What the exercise asks
Take every line from the listing below that includes "Likelihood" and copy it.

Extracted records
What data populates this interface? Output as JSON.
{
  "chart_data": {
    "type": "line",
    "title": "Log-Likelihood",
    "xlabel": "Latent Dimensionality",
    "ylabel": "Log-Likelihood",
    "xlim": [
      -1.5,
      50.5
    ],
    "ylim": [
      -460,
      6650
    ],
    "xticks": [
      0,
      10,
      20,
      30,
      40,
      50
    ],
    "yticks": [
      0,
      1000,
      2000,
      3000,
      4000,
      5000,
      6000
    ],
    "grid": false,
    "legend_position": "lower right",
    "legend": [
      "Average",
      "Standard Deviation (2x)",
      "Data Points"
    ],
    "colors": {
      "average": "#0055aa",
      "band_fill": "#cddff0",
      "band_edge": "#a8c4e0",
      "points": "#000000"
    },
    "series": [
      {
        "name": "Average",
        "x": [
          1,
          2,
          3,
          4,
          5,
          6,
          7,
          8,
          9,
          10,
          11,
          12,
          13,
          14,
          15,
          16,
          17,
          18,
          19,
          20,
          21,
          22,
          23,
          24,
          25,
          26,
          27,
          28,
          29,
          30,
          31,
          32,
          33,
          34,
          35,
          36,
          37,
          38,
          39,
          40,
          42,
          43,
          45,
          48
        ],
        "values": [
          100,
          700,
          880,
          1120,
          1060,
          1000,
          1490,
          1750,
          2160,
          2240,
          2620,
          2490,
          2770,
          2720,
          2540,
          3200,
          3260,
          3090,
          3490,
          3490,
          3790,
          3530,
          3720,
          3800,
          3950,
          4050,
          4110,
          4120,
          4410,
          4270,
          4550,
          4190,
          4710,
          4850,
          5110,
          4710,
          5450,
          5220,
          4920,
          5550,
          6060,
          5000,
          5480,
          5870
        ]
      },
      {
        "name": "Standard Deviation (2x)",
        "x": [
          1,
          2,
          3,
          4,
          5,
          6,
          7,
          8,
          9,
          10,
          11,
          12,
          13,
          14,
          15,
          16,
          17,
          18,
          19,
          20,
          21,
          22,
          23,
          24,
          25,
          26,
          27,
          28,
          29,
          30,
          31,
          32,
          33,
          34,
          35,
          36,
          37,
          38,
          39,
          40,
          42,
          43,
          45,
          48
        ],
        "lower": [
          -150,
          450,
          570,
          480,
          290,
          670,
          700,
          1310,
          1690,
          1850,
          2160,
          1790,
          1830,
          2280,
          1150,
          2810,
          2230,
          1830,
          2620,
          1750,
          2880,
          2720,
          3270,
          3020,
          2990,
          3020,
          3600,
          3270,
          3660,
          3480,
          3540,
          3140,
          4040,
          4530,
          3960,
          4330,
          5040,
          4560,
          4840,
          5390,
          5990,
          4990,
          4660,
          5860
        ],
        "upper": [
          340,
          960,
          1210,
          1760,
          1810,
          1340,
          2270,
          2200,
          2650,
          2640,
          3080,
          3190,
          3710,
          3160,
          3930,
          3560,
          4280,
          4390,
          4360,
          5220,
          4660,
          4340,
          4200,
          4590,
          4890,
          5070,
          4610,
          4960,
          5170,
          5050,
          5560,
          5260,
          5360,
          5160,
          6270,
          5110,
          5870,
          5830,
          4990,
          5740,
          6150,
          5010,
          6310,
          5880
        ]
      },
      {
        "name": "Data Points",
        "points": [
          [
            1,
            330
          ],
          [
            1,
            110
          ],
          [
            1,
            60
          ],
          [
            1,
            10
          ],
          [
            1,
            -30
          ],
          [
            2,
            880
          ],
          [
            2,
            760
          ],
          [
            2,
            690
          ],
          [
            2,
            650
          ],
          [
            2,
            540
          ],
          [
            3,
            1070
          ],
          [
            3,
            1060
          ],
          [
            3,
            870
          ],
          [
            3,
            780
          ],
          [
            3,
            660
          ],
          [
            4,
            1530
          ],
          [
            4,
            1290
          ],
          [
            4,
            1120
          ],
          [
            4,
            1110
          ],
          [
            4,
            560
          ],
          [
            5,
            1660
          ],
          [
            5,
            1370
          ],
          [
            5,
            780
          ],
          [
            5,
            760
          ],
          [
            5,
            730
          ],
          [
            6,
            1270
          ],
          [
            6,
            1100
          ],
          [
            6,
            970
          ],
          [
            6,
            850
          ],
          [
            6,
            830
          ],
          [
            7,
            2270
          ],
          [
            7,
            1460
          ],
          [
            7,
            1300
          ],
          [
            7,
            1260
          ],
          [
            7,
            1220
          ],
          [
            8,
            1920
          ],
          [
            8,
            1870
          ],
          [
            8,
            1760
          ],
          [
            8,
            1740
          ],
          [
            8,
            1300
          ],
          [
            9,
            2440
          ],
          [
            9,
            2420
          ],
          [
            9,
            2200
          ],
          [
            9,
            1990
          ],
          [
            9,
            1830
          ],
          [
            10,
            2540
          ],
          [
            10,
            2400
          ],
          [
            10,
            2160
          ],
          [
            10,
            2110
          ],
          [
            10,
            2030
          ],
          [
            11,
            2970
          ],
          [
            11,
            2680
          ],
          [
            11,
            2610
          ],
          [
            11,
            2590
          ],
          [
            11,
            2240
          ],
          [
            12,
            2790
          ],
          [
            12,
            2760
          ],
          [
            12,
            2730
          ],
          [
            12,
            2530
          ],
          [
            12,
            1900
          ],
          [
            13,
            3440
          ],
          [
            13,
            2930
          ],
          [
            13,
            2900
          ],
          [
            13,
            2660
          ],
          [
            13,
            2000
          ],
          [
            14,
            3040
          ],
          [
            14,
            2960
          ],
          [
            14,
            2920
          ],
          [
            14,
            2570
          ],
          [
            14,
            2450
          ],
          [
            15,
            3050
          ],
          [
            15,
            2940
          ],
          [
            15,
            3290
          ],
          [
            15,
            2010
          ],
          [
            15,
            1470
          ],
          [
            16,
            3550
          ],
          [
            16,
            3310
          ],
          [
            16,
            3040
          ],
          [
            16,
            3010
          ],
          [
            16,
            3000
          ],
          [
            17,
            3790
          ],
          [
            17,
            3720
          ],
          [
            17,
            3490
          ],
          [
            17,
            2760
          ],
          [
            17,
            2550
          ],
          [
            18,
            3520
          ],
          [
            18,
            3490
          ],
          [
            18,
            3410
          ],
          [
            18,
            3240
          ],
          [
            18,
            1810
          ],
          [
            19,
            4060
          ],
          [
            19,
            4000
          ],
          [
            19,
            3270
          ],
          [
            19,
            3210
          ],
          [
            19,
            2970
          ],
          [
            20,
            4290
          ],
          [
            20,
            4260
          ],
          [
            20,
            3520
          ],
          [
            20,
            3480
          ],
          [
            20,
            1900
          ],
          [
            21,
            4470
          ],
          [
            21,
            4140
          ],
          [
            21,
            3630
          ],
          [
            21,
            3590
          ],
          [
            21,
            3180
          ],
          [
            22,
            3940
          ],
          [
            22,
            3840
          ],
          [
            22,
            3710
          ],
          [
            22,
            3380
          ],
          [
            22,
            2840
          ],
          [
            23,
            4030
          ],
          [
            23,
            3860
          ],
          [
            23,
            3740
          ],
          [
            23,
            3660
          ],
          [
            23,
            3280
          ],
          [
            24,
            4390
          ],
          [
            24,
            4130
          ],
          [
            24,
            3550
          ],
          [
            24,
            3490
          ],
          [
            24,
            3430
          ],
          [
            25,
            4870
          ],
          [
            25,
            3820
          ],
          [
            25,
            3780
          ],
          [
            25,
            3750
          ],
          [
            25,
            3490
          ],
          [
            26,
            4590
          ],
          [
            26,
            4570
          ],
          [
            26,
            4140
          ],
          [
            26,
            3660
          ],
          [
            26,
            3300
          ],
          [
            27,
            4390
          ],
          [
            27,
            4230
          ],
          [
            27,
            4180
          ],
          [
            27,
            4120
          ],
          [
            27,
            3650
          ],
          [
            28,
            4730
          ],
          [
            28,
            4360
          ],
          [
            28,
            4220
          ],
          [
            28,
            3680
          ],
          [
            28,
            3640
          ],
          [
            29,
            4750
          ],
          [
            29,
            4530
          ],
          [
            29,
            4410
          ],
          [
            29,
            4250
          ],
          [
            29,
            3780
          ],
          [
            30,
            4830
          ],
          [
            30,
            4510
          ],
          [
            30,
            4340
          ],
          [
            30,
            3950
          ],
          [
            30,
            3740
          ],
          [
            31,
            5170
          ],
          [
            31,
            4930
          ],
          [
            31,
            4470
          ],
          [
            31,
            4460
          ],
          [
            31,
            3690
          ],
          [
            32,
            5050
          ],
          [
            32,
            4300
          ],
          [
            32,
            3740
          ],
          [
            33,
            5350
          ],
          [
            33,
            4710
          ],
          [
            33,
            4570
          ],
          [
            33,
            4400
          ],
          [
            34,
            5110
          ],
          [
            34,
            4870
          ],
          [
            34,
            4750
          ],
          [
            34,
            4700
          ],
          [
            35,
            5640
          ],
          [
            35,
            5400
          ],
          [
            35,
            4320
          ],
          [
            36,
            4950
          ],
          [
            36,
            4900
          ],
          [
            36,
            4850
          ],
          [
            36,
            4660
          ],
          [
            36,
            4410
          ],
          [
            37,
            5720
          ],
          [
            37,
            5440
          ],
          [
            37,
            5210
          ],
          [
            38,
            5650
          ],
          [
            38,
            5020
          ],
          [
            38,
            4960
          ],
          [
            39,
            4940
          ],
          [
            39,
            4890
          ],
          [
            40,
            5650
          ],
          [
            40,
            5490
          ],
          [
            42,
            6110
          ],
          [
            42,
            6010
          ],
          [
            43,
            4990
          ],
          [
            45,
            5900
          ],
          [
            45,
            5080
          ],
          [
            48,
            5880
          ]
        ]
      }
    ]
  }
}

Output of the exercise
    "title": "Log-Likelihood",
    "ylabel": "Log-Likelihood",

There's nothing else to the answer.